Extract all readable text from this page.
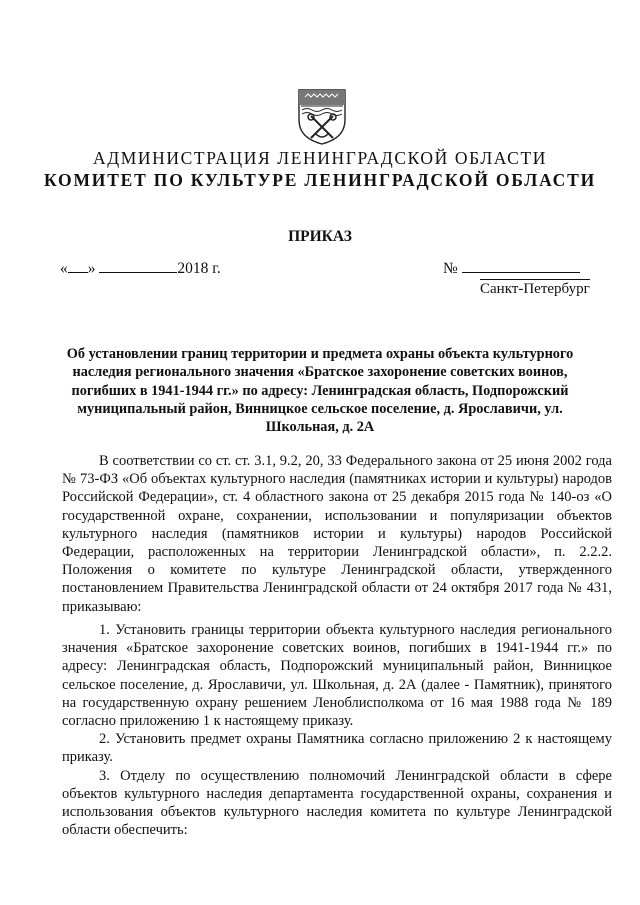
АДМИНИСТРАЦИЯ ЛЕНИНГРАДСКОЙ ОБЛАСТИ
КОМИТЕТ ПО КУЛЬТУРЕ ЛЕНИНГРАДСКОЙ ОБЛАСТИ
ПРИКАЗ
« »	2018 г.	№
Санкт-Петербург
Об установлении границ территории и предмета охраны объекта культурного наследия регионального значения «Братское захоронение советских воинов, погибших в 1941-1944 гг.» по адресу: Ленинградская область, Подпорожский муниципальный район, Винницкое сельское поселение, д. Ярославичи, ул. Школьная, д. 2А

В соответствии со ст. ст. 3.1, 9.2, 20, 33 Федерального закона от 25 июня 2002 года № 73-ФЗ «Об объектах культурного наследия (памятниках истории и культуры) народов Российской Федерации», ст. 4 областного закона от 25 декабря 2015 года № 140-оз «О государственной охране, сохранении, использовании и популяризации объектов культурного наследия (памятников истории и культуры) народов Российской Федерации, расположенных на территории Ленинградской области», п. 2.2.2. Положения о комитете по культуре Ленинградской области, утвержденного постановлением Правительства Ленинградской области от 24 октября 2017 года № 431, приказываю:

1. Установить границы территории объекта культурного наследия регионального значения «Братское захоронение советских воинов, погибших в 1941-1944 гг.» по адресу: Ленинградская область, Подпорожский муниципальный район, Винницкое сельское поселение, д. Ярославичи, ул. Школьная, д. 2А (далее - Памятник), принятого на государственную охрану решением Леноблисполкома от 16 мая 1988 года № 189 согласно приложению 1 к настоящему приказу.

2. Установить предмет охраны Памятника согласно приложению 2 к настоящему приказу.

3. Отделу по осуществлению полномочий Ленинградской области в сфере объектов культурного наследия департамента государственной охраны, сохранения и использования объектов культурного наследия комитета по культуре Ленинградской области обеспечить:
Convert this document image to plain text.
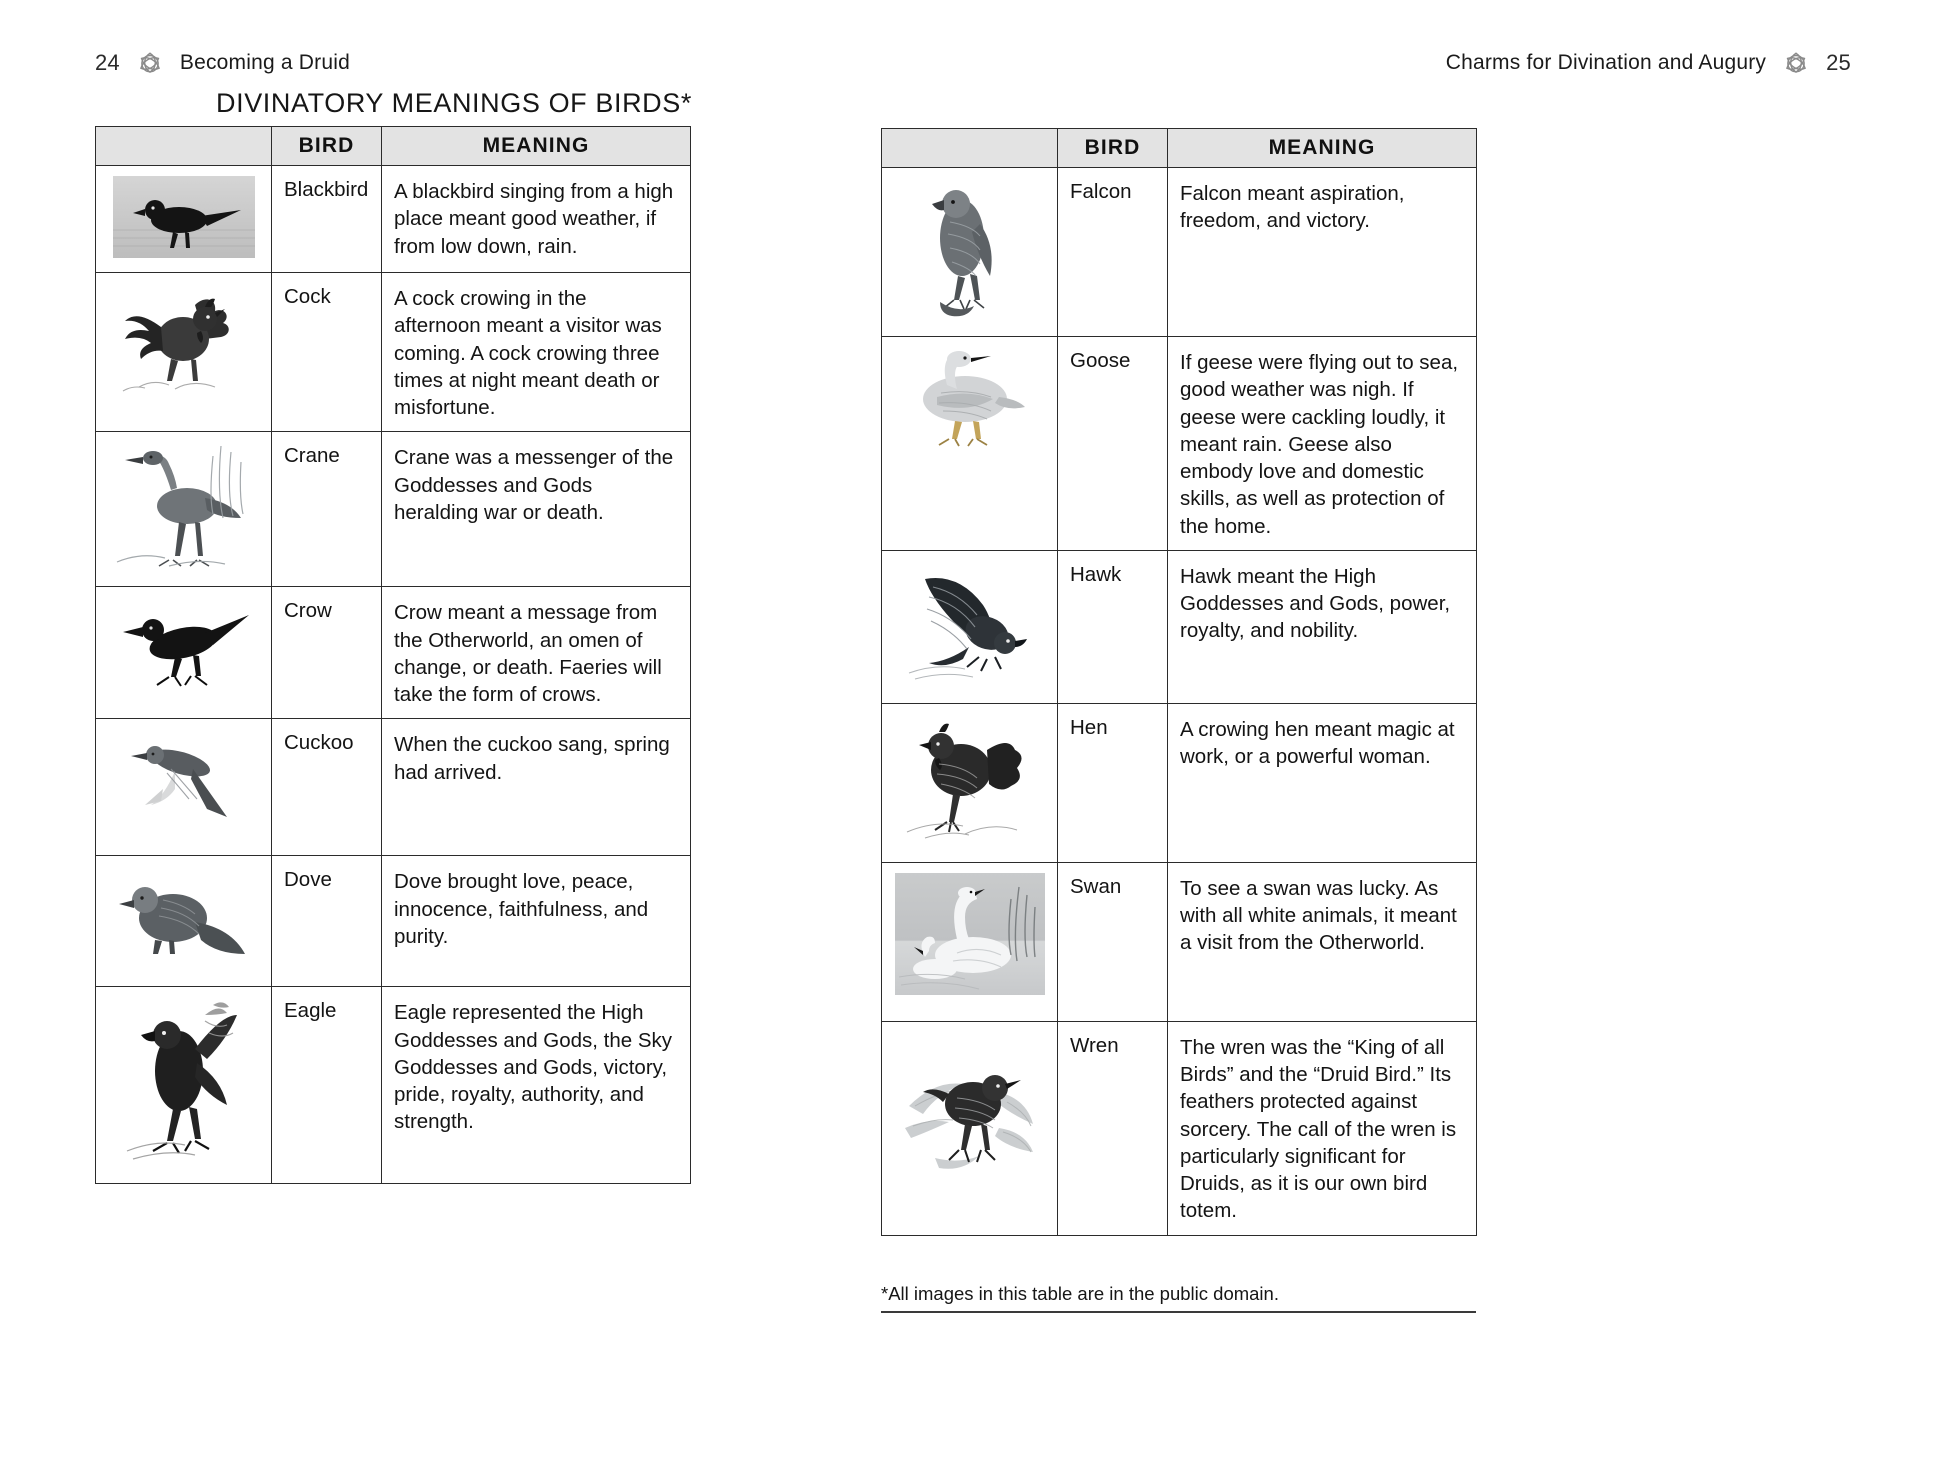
24	Becoming a Druid
DIVINATORY MEANINGS OF BIRDS*
	BIRD	MEANING

	Blackbird	A blackbird singing from a high place meant good weather, if from low down, rain.

	Cock	A cock crowing in the afternoon meant a visitor was coming. A cock crowing three times at night meant death or misfortune.

	Crane	Crane was a messenger of the Goddesses and Gods heralding war or death.

	Crow	Crow meant a message from the Otherworld, an omen of change, or death. Faeries will take the form of crows.

	Cuckoo	When the cuckoo sang, spring had arrived.

	Dove	Dove brought love, peace, innocence, faithfulness, and purity.

	Eagle	Eagle represented the High Goddesses and Gods, the Sky Goddesses and Gods, victory, pride, royalty, authority, and strength.
Charms for Divination and Augury	25
	BIRD	MEANING

	Falcon	Falcon meant aspiration, freedom, and victory.

	Goose	If geese were flying out to sea, good weather was nigh. If geese were cackling loudly, it meant rain. Geese also embody love and domestic skills, as well as protection of the home.

	Hawk	Hawk meant the High Goddesses and Gods, power, royalty, and nobility.

	Hen	A crowing hen meant magic at work, or a powerful woman.

	Swan	To see a swan was lucky. As with all white animals, it meant a visit from the Otherworld.

	Wren	The wren was the “King of all Birds” and the “Druid Bird.” Its feathers protected against sorcery. The call of the wren is particularly significant for Druids, as it is our own bird totem.
*All images in this table are in the public domain.
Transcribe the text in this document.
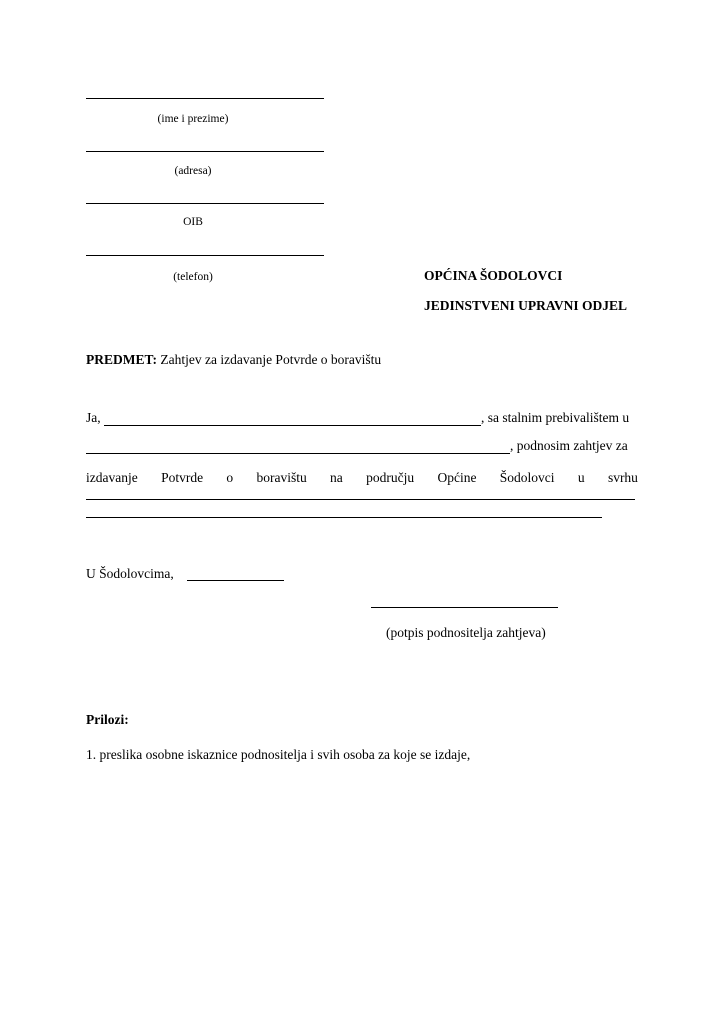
(ime i prezime)
(adresa)
OIB
(telefon)	OPĆINA ŠODOLOVCI
JEDINSTVENI UPRAVNI ODJEL
PREDMET: Zahtjev za izdavanje Potvrde o boravištu
Ja,	, sa stalnim prebivalištem u
, podnosim zahtjev za
izdavanje Potvrde o boravištu na području Općine Šodolovci u svrhu
U Šodolovcima,
(potpis podnositelja zahtjeva)
Prilozi:
1. preslika osobne iskaznice podnositelja i svih osoba za koje se izdaje,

* * * * * * *

- [Goal]: From the material above, copy everything exactly but the pictures.

- [The response]:
Extract all readable text from this page.
АДМИНИСТРАЦИЯ ЛЕНИНГРАДСКОЙ ОБЛАСТИ
КОМИТЕТ ПО КУЛЬТУРЕ ЛЕНИНГРАДСКОЙ ОБЛАСТИ
ПРИКАЗ
« »	2018 г.	№
Санкт-Петербург
Об установлении границ территории и предмета охраны объекта культурного наследия регионального значения «Братское захоронение советских воинов, погибших в 1941-1944 гг.» по адресу: Ленинградская область, Подпорожский муниципальный район, Винницкое сельское поселение, д. Ярославичи, ул. Школьная, д. 2А

В соответствии со ст. ст. 3.1, 9.2, 20, 33 Федерального закона от 25 июня 2002 года № 73-ФЗ «Об объектах культурного наследия (памятниках истории и культуры) народов Российской Федерации», ст. 4 областного закона от 25 декабря 2015 года № 140-оз «О государственной охране, сохранении, использовании и популяризации объектов культурного наследия (памятников истории и культуры) народов Российской Федерации, расположенных на территории Ленинградской области», п. 2.2.2. Положения о комитете по культуре Ленинградской области, утвержденного постановлением Правительства Ленинградской области от 24 октября 2017 года № 431, приказываю:

1. Установить границы территории объекта культурного наследия регионального значения «Братское захоронение советских воинов, погибших в 1941-1944 гг.» по адресу: Ленинградская область, Подпорожский муниципальный район, Винницкое сельское поселение, д. Ярославичи, ул. Школьная, д. 2А (далее - Памятник), принятого на государственную охрану решением Леноблисполкома от 16 мая 1988 года № 189 согласно приложению 1 к настоящему приказу.

2. Установить предмет охраны Памятника согласно приложению 2 к настоящему приказу.

3. Отделу по осуществлению полномочий Ленинградской области в сфере объектов культурного наследия департамента государственной охраны, сохранения и использования объектов культурного наследия комитета по культуре Ленинградской области обеспечить:
Convert this document image to plain text.
24	Becoming a Druid
DIVINATORY MEANINGS OF BIRDS*
	BIRD	MEANING

	Blackbird	A blackbird singing from a high place meant good weather, if from low down, rain.

	Cock	A cock crowing in the afternoon meant a visitor was coming. A cock crowing three times at night meant death or misfortune.

	Crane	Crane was a messenger of the Goddesses and Gods heralding war or death.

	Crow	Crow meant a message from the Otherworld, an omen of change, or death. Faeries will take the form of crows.

	Cuckoo	When the cuckoo sang, spring had arrived.

	Dove	Dove brought love, peace, innocence, faithfulness, and purity.

	Eagle	Eagle represented the High Goddesses and Gods, the Sky Goddesses and Gods, victory, pride, royalty, authority, and strength.
Charms for Divination and Augury	25
	BIRD	MEANING

	Falcon	Falcon meant aspiration, freedom, and victory.

	Goose	If geese were flying out to sea, good weather was nigh. If geese were cackling loudly, it meant rain. Geese also embody love and domestic skills, as well as protection of the home.

	Hawk	Hawk meant the High Goddesses and Gods, power, royalty, and nobility.

	Hen	A crowing hen meant magic at work, or a powerful woman.

	Swan	To see a swan was lucky. As with all white animals, it meant a visit from the Otherworld.

	Wren	The wren was the “King of all Birds” and the “Druid Bird.” Its feathers protected against sorcery. The call of the wren is particularly significant for Druids, as it is our own bird totem.
*All images in this table are in the public domain.
Transcribe the text in this document.
(ime i prezime)
(adresa)
OIB
(telefon)	OPĆINA ŠODOLOVCI
JEDINSTVENI UPRAVNI ODJEL
PREDMET: Zahtjev za izdavanje Potvrde o boravištu
Ja,	, sa stalnim prebivalištem u
, podnosim zahtjev za
izdavanje Potvrde o boravištu na području Općine Šodolovci u svrhu
U Šodolovcima,
(potpis podnositelja zahtjeva)
Prilozi:
1. preslika osobne iskaznice podnositelja i svih osoba za koje se izdaje,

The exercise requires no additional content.